--- Input material ---

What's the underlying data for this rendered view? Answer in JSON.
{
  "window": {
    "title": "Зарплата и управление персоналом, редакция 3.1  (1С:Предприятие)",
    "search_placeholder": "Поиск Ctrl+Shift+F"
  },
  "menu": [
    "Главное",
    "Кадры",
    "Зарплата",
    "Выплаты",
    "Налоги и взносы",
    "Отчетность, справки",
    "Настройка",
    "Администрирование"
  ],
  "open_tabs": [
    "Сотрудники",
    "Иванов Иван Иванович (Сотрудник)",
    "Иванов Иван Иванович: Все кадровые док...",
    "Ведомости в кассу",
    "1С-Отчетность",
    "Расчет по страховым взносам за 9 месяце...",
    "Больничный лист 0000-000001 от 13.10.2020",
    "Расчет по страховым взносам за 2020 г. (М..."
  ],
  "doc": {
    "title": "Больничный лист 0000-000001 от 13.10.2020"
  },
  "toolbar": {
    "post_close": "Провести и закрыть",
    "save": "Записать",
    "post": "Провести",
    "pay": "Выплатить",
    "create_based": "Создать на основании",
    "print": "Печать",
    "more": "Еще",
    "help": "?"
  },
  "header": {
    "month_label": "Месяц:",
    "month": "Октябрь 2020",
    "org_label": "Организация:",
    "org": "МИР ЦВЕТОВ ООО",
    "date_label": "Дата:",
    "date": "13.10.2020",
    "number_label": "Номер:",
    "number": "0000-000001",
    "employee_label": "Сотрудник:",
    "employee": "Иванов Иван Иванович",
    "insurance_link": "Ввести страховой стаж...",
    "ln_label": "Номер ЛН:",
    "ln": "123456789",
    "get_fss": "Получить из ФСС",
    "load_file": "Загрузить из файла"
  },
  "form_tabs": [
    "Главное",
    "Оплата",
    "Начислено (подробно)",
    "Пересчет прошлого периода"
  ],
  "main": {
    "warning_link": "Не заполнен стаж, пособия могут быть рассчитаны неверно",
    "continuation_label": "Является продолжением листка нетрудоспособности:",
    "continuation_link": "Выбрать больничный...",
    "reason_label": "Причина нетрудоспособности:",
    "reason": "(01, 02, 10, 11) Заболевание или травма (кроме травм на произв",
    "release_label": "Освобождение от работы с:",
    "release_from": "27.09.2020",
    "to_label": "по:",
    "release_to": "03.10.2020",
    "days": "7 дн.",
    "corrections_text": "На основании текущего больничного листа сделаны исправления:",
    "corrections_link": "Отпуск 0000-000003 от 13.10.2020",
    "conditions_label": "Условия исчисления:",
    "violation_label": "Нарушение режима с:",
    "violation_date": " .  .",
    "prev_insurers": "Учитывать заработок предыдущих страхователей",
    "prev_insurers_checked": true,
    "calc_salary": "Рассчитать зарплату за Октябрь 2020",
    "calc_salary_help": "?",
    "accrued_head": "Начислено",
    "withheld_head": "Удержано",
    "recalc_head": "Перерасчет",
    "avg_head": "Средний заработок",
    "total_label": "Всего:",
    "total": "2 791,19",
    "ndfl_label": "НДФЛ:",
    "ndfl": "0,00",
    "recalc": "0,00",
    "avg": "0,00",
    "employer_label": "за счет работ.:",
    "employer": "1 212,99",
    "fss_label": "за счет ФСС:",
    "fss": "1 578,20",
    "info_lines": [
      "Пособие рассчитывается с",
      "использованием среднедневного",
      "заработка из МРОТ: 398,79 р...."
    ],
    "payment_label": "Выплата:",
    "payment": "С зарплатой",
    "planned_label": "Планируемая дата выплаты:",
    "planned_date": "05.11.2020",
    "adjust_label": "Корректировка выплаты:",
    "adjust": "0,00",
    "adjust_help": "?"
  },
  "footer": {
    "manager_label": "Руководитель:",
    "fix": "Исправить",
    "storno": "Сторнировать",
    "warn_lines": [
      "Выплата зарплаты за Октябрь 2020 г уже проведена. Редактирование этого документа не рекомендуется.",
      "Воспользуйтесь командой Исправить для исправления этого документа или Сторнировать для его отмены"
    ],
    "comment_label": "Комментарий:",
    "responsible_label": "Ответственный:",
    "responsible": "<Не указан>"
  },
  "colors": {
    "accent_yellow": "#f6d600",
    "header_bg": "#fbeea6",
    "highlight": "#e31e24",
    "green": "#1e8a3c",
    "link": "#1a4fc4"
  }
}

---

• Your goal:
Give only the number of lines in the data that hold the string "Иванов".

• Task output:
3